━━━ Records supplied ━━━

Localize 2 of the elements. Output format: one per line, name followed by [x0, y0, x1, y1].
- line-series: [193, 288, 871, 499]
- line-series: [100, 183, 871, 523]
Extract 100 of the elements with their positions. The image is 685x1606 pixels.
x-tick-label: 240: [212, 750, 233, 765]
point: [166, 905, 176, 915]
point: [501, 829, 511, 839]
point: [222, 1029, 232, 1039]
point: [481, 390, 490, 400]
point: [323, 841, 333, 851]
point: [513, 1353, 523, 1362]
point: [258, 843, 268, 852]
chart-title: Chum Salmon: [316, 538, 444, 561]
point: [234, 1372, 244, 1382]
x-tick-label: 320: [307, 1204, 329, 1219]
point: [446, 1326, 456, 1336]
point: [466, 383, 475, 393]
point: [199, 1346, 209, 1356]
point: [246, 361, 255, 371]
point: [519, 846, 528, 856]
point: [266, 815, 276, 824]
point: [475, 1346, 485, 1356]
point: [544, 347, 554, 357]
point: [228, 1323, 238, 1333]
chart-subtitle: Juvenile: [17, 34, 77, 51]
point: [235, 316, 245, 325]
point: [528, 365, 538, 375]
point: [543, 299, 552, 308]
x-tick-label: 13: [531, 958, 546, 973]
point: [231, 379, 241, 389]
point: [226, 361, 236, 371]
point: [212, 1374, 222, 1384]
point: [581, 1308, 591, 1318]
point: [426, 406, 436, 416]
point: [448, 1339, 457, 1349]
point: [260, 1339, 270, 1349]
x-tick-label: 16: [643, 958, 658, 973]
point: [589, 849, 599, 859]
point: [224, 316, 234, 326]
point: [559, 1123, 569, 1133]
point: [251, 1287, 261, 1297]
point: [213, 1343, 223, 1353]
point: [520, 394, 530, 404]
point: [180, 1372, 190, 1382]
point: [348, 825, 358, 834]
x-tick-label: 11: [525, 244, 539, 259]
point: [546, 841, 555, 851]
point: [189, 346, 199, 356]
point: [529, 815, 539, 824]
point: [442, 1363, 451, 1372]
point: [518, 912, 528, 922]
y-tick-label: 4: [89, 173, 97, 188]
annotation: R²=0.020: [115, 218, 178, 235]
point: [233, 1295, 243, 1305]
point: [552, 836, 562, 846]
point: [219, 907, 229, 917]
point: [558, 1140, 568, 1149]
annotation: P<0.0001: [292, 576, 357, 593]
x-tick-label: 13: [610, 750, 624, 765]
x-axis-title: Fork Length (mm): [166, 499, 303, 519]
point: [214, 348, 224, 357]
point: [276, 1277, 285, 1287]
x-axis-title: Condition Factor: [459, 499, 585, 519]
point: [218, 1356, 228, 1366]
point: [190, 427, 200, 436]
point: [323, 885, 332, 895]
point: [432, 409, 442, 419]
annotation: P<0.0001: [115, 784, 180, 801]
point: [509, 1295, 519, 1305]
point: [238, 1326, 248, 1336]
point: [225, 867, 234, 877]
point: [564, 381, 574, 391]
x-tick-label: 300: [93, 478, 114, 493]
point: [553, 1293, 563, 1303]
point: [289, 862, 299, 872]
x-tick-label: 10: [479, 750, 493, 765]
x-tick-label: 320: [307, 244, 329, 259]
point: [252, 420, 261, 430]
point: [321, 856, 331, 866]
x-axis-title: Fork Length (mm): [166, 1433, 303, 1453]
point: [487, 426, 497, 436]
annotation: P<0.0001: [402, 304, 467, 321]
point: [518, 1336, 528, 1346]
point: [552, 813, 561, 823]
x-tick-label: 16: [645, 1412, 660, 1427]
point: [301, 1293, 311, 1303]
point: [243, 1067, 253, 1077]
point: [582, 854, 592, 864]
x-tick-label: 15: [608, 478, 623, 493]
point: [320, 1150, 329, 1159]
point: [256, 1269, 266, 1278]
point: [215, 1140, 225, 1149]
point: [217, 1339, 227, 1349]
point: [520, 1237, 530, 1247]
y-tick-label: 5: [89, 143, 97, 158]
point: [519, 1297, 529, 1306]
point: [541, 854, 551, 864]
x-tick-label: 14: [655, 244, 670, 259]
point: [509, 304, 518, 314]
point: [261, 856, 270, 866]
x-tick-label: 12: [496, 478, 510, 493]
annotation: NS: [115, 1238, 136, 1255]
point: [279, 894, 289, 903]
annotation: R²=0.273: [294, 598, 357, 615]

━━━

> **Your instructions**
Convert everything from the first of the rows above down to the line containing "annotation: P<0.0001: [292, 576, 357, 593]", both included, into a JSON list of strings with one string per line, leaving out any blank lines.

> **Task output**
[
  "Localize 2 of the elements. Output format: one per line, name followed by [x0, y0, x1, y1].",
  "- line-series: [193, 288, 871, 499]",
  "- line-series: [100, 183, 871, 523]",
  "Extract 100 of the elements with their positions. The image is 685x1606 pixels.",
  "x-tick-label: 240: [212, 750, 233, 765]",
  "point: [166, 905, 176, 915]",
  "point: [501, 829, 511, 839]",
  "point: [222, 1029, 232, 1039]",
  "point: [481, 390, 490, 400]",
  "point: [323, 841, 333, 851]",
  "point: [513, 1353, 523, 1362]",
  "point: [258, 843, 268, 852]",
  "chart-title: Chum Salmon: [316, 538, 444, 561]",
  "point: [234, 1372, 244, 1382]",
  "x-tick-label: 320: [307, 1204, 329, 1219]",
  "point: [446, 1326, 456, 1336]",
  "point: [466, 383, 475, 393]",
  "point: [199, 1346, 209, 1356]",
  "point: [246, 361, 255, 371]",
  "point: [519, 846, 528, 856]",
  "point: [266, 815, 276, 824]",
  "point: [475, 1346, 485, 1356]",
  "point: [544, 347, 554, 357]",
  "point: [228, 1323, 238, 1333]",
  "chart-subtitle: Juvenile: [17, 34, 77, 51]",
  "point: [235, 316, 245, 325]",
  "point: [528, 365, 538, 375]",
  "point: [543, 299, 552, 308]",
  "x-tick-label: 13: [531, 958, 546, 973]",
  "point: [231, 379, 241, 389]",
  "point: [226, 361, 236, 371]",
  "point: [212, 1374, 222, 1384]",
  "point: [581, 1308, 591, 1318]",
  "point: [426, 406, 436, 416]",
  "point: [448, 1339, 457, 1349]",
  "point: [260, 1339, 270, 1349]",
  "x-tick-label: 16: [643, 958, 658, 973]",
  "point: [589, 849, 599, 859]",
  "point: [224, 316, 234, 326]",
  "point: [559, 1123, 569, 1133]",
  "point: [251, 1287, 261, 1297]",
  "point: [213, 1343, 223, 1353]",
  "point: [520, 394, 530, 404]",
  "point: [180, 1372, 190, 1382]",
  "point: [348, 825, 358, 834]",
  "x-tick-label: 11: [525, 244, 539, 259]",
  "point: [546, 841, 555, 851]",
  "point: [189, 346, 199, 356]",
  "point: [529, 815, 539, 824]",
  "point: [442, 1363, 451, 1372]",
  "point: [518, 912, 528, 922]",
  "y-tick-label: 4: [89, 173, 97, 188]",
  "annotation: R²=0.020: [115, 218, 178, 235]",
  "point: [233, 1295, 243, 1305]",
  "point: [552, 836, 562, 846]",
  "point: [219, 907, 229, 917]",
  "point: [558, 1140, 568, 1149]",
  "annotation: P<0.0001: [292, 576, 357, 593]"
]